Copy out all of the data below with no alterations.

(Records from a dataset)
● ● ● ●

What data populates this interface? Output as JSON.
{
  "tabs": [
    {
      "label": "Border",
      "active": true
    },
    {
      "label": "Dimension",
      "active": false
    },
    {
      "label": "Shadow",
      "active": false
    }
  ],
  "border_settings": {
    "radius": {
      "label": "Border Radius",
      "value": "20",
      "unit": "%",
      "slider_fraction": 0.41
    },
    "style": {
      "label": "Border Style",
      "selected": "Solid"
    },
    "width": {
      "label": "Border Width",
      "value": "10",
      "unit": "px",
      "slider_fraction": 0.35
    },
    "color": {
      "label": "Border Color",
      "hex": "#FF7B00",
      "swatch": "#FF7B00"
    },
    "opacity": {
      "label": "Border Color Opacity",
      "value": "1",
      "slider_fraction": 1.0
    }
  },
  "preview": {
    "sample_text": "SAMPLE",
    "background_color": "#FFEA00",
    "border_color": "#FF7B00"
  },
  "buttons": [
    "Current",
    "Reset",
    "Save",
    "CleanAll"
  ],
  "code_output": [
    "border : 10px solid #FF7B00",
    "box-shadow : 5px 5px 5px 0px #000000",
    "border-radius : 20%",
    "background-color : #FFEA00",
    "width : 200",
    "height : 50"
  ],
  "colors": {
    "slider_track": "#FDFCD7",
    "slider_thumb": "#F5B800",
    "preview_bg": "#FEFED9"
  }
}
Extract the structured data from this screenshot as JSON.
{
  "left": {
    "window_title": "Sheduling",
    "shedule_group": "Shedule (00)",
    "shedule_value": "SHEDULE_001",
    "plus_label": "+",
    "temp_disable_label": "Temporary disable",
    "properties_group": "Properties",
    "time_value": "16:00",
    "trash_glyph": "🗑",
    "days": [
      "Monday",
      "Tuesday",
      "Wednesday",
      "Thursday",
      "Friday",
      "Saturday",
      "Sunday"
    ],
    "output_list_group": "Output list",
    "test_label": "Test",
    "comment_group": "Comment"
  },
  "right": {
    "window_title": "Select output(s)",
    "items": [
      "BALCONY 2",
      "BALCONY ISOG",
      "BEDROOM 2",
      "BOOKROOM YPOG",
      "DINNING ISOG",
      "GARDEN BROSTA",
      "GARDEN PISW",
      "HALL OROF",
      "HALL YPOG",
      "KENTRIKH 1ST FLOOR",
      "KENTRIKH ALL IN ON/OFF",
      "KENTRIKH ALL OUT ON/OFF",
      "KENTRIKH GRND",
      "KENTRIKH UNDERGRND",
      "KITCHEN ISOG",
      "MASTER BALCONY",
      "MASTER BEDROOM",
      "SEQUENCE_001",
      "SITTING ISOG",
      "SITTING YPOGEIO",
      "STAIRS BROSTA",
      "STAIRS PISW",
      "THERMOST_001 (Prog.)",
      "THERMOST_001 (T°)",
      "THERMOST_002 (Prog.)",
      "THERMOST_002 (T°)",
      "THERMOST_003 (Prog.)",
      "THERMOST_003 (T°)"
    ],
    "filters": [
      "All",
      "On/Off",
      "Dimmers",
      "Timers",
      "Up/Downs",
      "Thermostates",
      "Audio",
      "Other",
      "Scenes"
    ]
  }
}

● ● ● ●

-- Written response --
What data populates this interface? Output as JSON.
{
  "tabs": [
    {
      "label": "Border",
      "active": true
    },
    {
      "label": "Dimension",
      "active": false
    },
    {
      "label": "Shadow",
      "active": false
    }
  ],
  "border_settings": {
    "radius": {
      "label": "Border Radius",
      "value": "20",
      "unit": "%",
      "slider_fraction": 0.41
    },
    "style": {
      "label": "Border Style",
      "selected": "Solid"
    },
    "width": {
      "label": "Border Width",
      "value": "10",
      "unit": "px",
      "slider_fraction": 0.35
    },
    "color": {
      "label": "Border Color",
      "hex": "#FF7B00",
      "swatch": "#FF7B00"
    },
    "opacity": {
      "label": "Border Color Opacity",
      "value": "1",
      "slider_fraction": 1.0
    }
  },
  "preview": {
    "sample_text": "SAMPLE",
    "background_color": "#FFEA00",
    "border_color": "#FF7B00"
  },
  "buttons": [
    "Current",
    "Reset",
    "Save",
    "CleanAll"
  ],
  "code_output": [
    "border : 10px solid #FF7B00",
    "box-shadow : 5px 5px 5px 0px #000000",
    "border-radius : 20%",
    "background-color : #FFEA00",
    "width : 200",
    "height : 50"
  ],
  "colors": {
    "slider_track": "#FDFCD7",
    "slider_thumb": "#F5B800",
    "preview_bg": "#FEFED9"
  }
}
Extract the structured data from this screenshot as JSON.
{
  "left": {
    "window_title": "Sheduling",
    "shedule_group": "Shedule (00)",
    "shedule_value": "SHEDULE_001",
    "plus_label": "+",
    "temp_disable_label": "Temporary disable",
    "properties_group": "Properties",
    "time_value": "16:00",
    "trash_glyph": "🗑",
    "days": [
      "Monday",
      "Tuesday",
      "Wednesday",
      "Thursday",
      "Friday",
      "Saturday",
      "Sunday"
    ],
    "output_list_group": "Output list",
    "test_label": "Test",
    "comment_group": "Comment"
  },
  "right": {
    "window_title": "Select output(s)",
    "items": [
      "BALCONY 2",
      "BALCONY ISOG",
      "BEDROOM 2",
      "BOOKROOM YPOG",
      "DINNING ISOG",
      "GARDEN BROSTA",
      "GARDEN PISW",
      "HALL OROF",
      "HALL YPOG",
      "KENTRIKH 1ST FLOOR",
      "KENTRIKH ALL IN ON/OFF",
      "KENTRIKH ALL OUT ON/OFF",
      "KENTRIKH GRND",
      "KENTRIKH UNDERGRND",
      "KITCHEN ISOG",
      "MASTER BALCONY",
      "MASTER BEDROOM",
      "SEQUENCE_001",
      "SITTING ISOG",
      "SITTING YPOGEIO",
      "STAIRS BROSTA",
      "STAIRS PISW",
      "THERMOST_001 (Prog.)",
      "THERMOST_001 (T°)",
      "THERMOST_002 (Prog.)",
      "THERMOST_002 (T°)",
      "THERMOST_003 (Prog.)",
      "THERMOST_003 (T°)"
    ],
    "filters": [
      "All",
      "On/Off",
      "Dimmers",
      "Timers",
      "Up/Downs",
      "Thermostates",
      "Audio",
      "Other",
      "Scenes"
    ]
  }
}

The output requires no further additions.